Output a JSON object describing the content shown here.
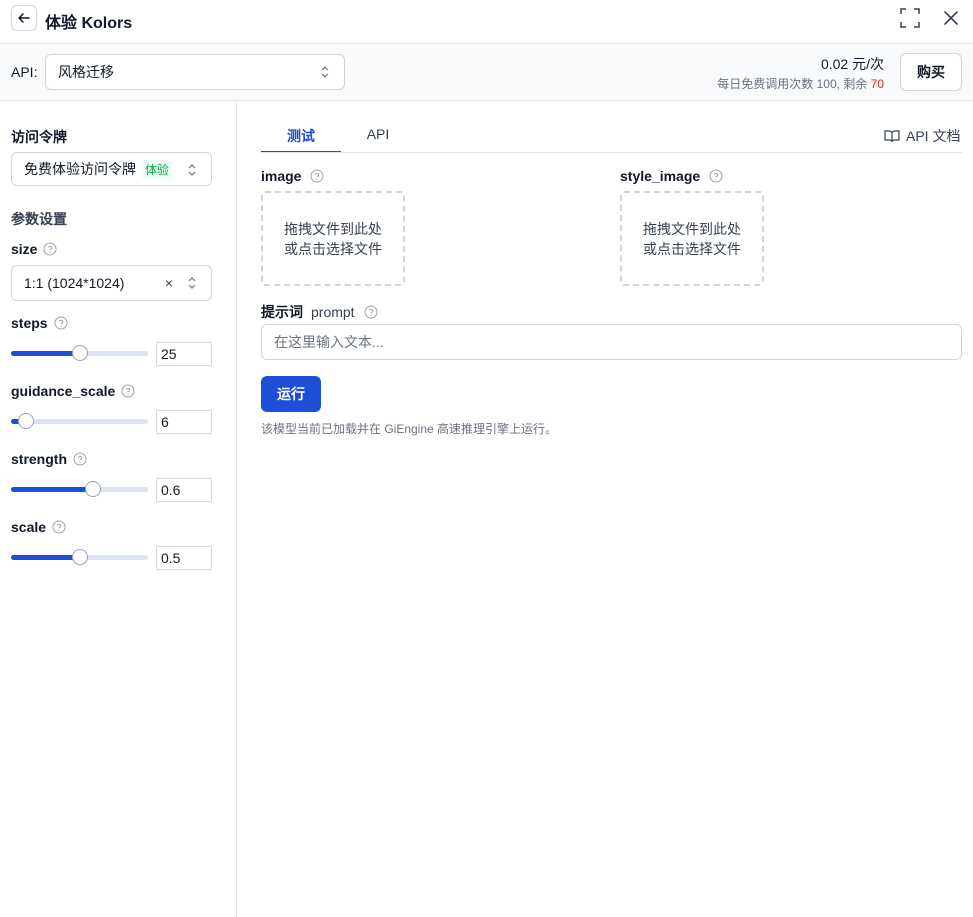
{
  "titlebar": {
    "title": "体验  Kolors",
    "back_icon": "arrow-left-icon",
    "fullscreen_icon": "fullscreen-icon",
    "close_icon": "close-icon"
  },
  "apibar": {
    "label": "API:",
    "selected_api": "风格迁移",
    "price": "0.02 元/次",
    "quota_text": "每日免费调用次数 100, 剩余 ",
    "quota_remaining": "70",
    "buy_label": "购买"
  },
  "sidebar": {
    "token_label": "访问令牌",
    "token_value": "免费体验访问令牌",
    "token_badge": "体验",
    "params_label": "参数设置",
    "size_label": "size",
    "size_value": "1:1 (1024*1024)",
    "clear_symbol": "×",
    "params": [
      {
        "label": "steps",
        "value": "25",
        "fraction": 0.5
      },
      {
        "label": "guidance_scale",
        "value": "6",
        "fraction": 0.11
      },
      {
        "label": "strength",
        "value": "0.6",
        "fraction": 0.6
      },
      {
        "label": "scale",
        "value": "0.5",
        "fraction": 0.5
      }
    ]
  },
  "main": {
    "tabs": [
      {
        "label": "测试",
        "active": true
      },
      {
        "label": "API",
        "active": false
      }
    ],
    "api_doc_label": "API 文档",
    "image_label": "image",
    "style_image_label": "style_image",
    "dropzone_line1": "拖拽文件到此处",
    "dropzone_line2": "或点击选择文件",
    "prompt_label": "提示词",
    "prompt_sub": "prompt",
    "prompt_placeholder": "在这里输入文本...",
    "run_label": "运行",
    "engine_note": "该模型当前已加载并在 GiEngine 高速推理引擎上运行。"
  },
  "colors": {
    "accent": "#1d4ed8",
    "badge_green": "#16a34a",
    "remain_red": "#dc2626"
  }
}
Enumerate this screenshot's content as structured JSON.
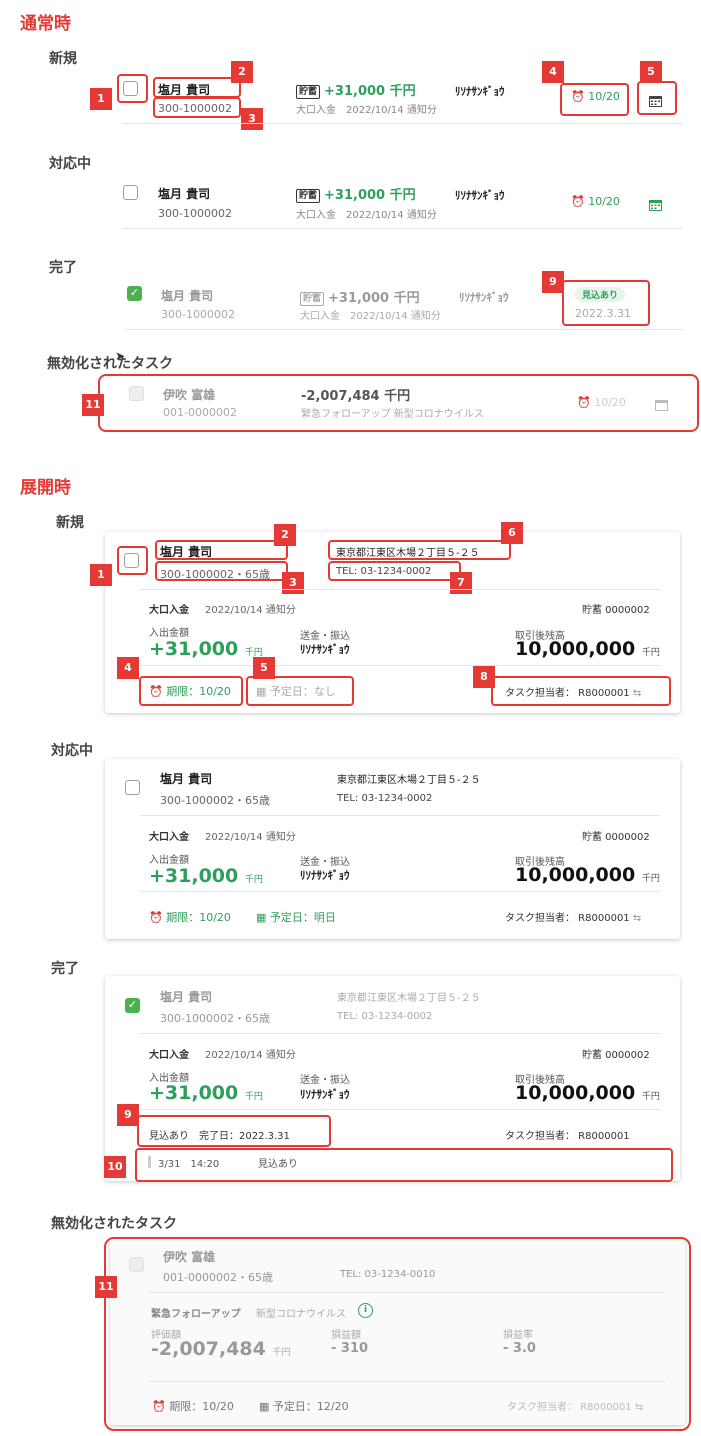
{
  "normal": {
    "title": "通常時",
    "new_title": "新規",
    "inprogress_title": "対応中",
    "done_title": "完了",
    "disabled_title": "無効化されたタスク",
    "row": {
      "name": "塩月 貴司",
      "code": "300-1000002",
      "tag": "貯蓄",
      "amount": "+31,000 千円",
      "sub": "大口入金　2022/10/14 通知分",
      "kata": "ﾘｿﾅｻﾝｷﾞｮｳ",
      "due": "10/20",
      "prospect": "見込あり",
      "done_date": "2022.3.31"
    },
    "disabled_row": {
      "name": "伊吹 富雄",
      "code": "001-0000002",
      "amount": "-2,007,484 千円",
      "sub": "緊急フォローアップ  新型コロナウイルス",
      "due": "10/20"
    }
  },
  "expanded": {
    "title": "展開時",
    "new_title": "新規",
    "inprogress_title": "対応中",
    "done_title": "完了",
    "disabled_title": "無効化されたタスク",
    "card": {
      "name": "塩月 貴司",
      "code": "300-1000002・65歳",
      "address": "東京都江東区木場２丁目５-２５",
      "tel": "TEL: 03-1234-0002",
      "type": "大口入金",
      "notice": "2022/10/14 通知分",
      "account": "貯蓄 0000002",
      "amount_label": "入出金額",
      "amount": "+31,000",
      "unit": "千円",
      "transfer_label": "送金・振込",
      "transfer_value": "ﾘｿﾅｻﾝｷﾞｮｳ",
      "balance_label": "取引後残高",
      "balance": "10,000,000",
      "due": "期限：10/20",
      "plan_none": "予定日：なし",
      "plan_tomorrow": "予定日：明日",
      "assignee": "タスク担当者： R8000001",
      "done_info": "見込あり　完了日：2022.3.31",
      "history_date": "3/31　14:20",
      "history_text": "見込あり"
    },
    "disabled_card": {
      "name": "伊吹 富雄",
      "code": "001-0000002・65歳",
      "tel": "TEL: 03-1234-0010",
      "type": "緊急フォローアップ",
      "reason": "新型コロナウイルス",
      "eval_label": "評価額",
      "eval": "-2,007,484",
      "unit": "千円",
      "pl_label": "損益額",
      "pl": "- 310",
      "rate_label": "損益率",
      "rate": "- 3.0",
      "due": "期限：10/20",
      "plan": "予定日：12/20",
      "assignee": "タスク担当者： R8000001"
    }
  },
  "badges": [
    "1",
    "2",
    "3",
    "4",
    "5",
    "6",
    "7",
    "8",
    "9",
    "10",
    "11"
  ]
}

**Work required**:
Show the lines of the data that hold the word "新型コロナウイルス".

**Full solution**:
      "sub": "緊急フォローアップ  新型コロナウイルス",
      "reason": "新型コロナウイルス",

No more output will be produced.